Document section -
--

# Environment Set Up

In [1]:
!pip install 'tensorflow==1.14'

In [3]:
from datetime import date
import datetime
import time
import collections 
import itertools
import re
import os
import pickle

import matplotlib.pyplot as plt
import numpy as np
import pandas as pd
%matplotlib inline

from keras import layers
from keras.callbacks import ModelCheckpoint, TensorBoard
from keras.preprocessing.text import Tokenizer
from keras.preprocessing.sequence import pad_sequences
from keras.layers import LSTM, Embedding, Dense
from keras.models import Sequential

# Global Parameters

In [3]:
embedding_dim = 100
maxlen = 200

# Read and Preprocess Data

After reading the data we will perform a few pre-processing steps:

1. Remove the products with less than 100 reviews. This is a simple heuristic to both reduce the training set size and make sure that we have enough data to "synthetize" a super-review.
2. Make sure we don't have too many word not in embedding. 

In [6]:
path = 'Data'
fname = 'amazon_reviews_us_Musical_Instruments_v1_00.tsv'

os.path.join(path, fname)
df = pd.read_csv(os.path.join(path, fname), sep = '\t', error_bad_lines = False, warn_bad_lines = True)

In [5]:
# Find the products with less than 100 reviews
print("We started with {} unique ids".format(len(df['product_id'].unique())))
reviews_threshold = 100
pdist = df[['product_id', 'review_id']].groupby('product_id', as_index = False).count()
prods_to_keep = pdist[pdist['review_id'] > reviews_threshold]['product_id'].unique()

df = df[df['product_id'].isin(prods_to_keep)]
print("After cleansing we are left with {} products".format(len(df['product_id'].unique())))
print("Total dataset size is now {} rows".format(len(df)))

We started with 123284 unique ids
After cleansing we are left with 1105 products
Total dataset size is now 286055 rows


In [6]:
def create_text_and_labels(df):
  """Creates X vecotr and y label from reviews
  dataset
  
  Arguments:
    df: pandas dataframe
    
   Return:
    texts: vector of reviews 
    labels: binary vector
    id: binary vector
  
  """
  texts = []
  labels = []
  ids = []
  prod_ids = []
  
  for i in df.itertuples():
    texts.append(str(i.review_body))
    ids.append(i.review_id)
    prod_ids.append(i.product_id)
  
    if i.star_rating in (1,2,3):
      labels.append(0)
    else:
      labels.append(1)
   
  assert len(texts) == len(labels) == len(ids)
  
  return texts, labels, ids, prod_ids

# Create Text Labels and Id vectors
texts, labels, ids, prod_ids = create_text_and_labels(df)

--

Stored records -
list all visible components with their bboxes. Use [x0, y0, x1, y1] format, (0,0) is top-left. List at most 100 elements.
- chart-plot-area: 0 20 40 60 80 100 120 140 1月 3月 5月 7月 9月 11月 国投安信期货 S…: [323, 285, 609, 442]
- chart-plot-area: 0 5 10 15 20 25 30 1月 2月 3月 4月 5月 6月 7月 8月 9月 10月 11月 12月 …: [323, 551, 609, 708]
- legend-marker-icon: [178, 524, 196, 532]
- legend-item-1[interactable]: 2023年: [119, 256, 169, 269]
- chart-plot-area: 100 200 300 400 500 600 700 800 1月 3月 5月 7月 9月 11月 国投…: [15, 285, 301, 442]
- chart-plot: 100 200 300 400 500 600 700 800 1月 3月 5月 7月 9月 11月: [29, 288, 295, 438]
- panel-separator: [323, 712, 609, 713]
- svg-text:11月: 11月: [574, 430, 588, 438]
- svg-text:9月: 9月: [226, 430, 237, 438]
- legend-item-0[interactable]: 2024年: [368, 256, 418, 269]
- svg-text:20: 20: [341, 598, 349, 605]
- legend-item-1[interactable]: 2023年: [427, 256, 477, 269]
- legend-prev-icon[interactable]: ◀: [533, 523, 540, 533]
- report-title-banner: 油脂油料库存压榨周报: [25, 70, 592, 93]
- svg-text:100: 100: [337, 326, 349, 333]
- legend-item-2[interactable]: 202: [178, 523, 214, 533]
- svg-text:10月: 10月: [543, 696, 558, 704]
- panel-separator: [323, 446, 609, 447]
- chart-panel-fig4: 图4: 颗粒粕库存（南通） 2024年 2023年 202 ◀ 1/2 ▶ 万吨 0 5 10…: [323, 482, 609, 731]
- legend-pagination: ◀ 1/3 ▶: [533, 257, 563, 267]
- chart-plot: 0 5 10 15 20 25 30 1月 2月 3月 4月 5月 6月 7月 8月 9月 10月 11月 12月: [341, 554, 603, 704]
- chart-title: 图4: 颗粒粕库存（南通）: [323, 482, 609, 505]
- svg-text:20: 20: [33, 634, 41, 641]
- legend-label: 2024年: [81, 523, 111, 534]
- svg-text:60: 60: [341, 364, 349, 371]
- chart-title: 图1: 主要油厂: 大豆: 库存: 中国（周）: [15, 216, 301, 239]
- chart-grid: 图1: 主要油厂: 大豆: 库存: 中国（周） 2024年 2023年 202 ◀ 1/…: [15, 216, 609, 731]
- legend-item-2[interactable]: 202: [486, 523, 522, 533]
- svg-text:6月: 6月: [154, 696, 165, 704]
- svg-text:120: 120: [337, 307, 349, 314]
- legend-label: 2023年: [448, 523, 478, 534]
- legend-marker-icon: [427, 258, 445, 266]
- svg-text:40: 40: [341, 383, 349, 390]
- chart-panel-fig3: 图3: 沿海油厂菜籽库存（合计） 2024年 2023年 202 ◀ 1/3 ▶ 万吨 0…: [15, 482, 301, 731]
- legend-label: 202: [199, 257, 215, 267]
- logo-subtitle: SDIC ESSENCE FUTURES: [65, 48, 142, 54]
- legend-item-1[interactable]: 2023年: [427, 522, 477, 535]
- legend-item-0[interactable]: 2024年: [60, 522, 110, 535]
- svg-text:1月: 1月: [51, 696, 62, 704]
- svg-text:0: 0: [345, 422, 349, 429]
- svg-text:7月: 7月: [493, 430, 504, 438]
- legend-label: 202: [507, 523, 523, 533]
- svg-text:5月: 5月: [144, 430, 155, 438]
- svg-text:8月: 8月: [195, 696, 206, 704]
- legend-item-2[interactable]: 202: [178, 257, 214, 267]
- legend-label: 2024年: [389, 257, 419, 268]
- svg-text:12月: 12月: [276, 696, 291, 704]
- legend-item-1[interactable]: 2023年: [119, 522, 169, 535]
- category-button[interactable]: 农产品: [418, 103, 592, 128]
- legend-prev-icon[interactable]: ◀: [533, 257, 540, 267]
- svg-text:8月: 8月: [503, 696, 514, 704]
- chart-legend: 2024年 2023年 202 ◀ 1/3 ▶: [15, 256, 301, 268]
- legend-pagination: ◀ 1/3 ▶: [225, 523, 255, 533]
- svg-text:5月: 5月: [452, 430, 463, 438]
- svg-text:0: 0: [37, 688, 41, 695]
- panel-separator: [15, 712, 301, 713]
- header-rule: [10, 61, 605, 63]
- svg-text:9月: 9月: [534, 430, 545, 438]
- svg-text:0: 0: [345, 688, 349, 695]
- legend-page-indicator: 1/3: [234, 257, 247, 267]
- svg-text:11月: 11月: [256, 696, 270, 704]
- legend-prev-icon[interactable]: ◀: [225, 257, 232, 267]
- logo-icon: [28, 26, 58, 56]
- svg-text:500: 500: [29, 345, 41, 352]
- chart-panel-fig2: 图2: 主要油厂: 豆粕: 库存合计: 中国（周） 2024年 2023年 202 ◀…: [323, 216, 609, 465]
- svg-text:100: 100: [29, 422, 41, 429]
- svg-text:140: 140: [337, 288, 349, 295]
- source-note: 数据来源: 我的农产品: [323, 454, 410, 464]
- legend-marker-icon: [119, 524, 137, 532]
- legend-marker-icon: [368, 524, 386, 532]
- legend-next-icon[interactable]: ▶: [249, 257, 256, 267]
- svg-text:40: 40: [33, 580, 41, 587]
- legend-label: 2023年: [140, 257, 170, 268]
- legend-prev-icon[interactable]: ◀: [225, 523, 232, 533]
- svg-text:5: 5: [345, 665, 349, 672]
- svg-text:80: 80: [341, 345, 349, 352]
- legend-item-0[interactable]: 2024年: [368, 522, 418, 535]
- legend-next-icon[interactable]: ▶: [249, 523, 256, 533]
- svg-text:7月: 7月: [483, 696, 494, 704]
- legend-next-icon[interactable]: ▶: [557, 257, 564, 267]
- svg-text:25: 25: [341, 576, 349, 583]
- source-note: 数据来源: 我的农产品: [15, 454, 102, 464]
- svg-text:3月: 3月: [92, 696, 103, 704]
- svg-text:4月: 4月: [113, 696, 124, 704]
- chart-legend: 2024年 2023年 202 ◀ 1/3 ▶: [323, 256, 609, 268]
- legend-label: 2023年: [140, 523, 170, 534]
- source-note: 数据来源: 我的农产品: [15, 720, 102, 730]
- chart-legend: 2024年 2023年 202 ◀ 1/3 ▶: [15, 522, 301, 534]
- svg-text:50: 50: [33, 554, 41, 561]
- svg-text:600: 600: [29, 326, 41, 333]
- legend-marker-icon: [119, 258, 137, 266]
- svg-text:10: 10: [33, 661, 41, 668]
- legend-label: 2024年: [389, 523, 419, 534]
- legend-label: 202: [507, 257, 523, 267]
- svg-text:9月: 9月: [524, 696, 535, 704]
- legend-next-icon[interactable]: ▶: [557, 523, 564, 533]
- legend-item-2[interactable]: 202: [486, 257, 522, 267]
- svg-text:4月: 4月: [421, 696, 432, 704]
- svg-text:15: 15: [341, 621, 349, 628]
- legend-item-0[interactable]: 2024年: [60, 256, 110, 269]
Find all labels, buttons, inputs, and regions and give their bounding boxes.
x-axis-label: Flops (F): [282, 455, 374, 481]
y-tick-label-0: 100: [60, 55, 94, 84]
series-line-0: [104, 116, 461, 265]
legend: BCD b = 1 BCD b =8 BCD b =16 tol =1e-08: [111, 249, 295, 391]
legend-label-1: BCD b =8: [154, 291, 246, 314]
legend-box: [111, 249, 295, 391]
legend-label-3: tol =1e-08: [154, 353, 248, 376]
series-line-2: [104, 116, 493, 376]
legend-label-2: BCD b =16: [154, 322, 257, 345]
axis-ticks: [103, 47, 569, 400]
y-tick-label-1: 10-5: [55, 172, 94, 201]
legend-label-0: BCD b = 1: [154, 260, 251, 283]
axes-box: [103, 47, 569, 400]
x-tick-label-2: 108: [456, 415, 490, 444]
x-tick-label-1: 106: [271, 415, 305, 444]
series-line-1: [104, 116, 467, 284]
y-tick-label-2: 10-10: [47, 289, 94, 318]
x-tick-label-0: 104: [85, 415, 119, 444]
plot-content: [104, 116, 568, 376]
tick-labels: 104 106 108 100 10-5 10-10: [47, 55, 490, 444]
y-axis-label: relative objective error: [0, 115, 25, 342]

--

What is expected -
Continue the notebook on preprocessing Amazon musical instrument reviews, starting right after the line that builds the text, label and id vectors.

Exercise answer -
In [7]:
# Read in contractions, needed to clean up text
outpath = 'Data'
with open(os.path.join(outpath, 'contractions.pickle'), "rb") as f:
  contractions = pickle.load(f)

def clean_text(text, contractions, remove_stopwords = True):
    '''Remove unwanted characters, stopwords, and format the text to create fewer nulls word embeddings'''
    
    # Convert words to lower case
    text = text.lower()
    
    # Replace contractions with their longer forms 
    if True:
        text = text.split()
        new_text = []
        for word in text:
            if word in contractions:
                new_text.append(contractions[word])
            else:
                new_text.append(word)
        text = " ".join(new_text)
    
    # Format words and remove unwanted characters
    text = re.sub(r'https?:\/\/.*[\r\n]*', '', text, flags=re.MULTILINE)
    text = re.sub(r'\<a href', ' ', text)
    text = re.sub(r'&amp;', '', text)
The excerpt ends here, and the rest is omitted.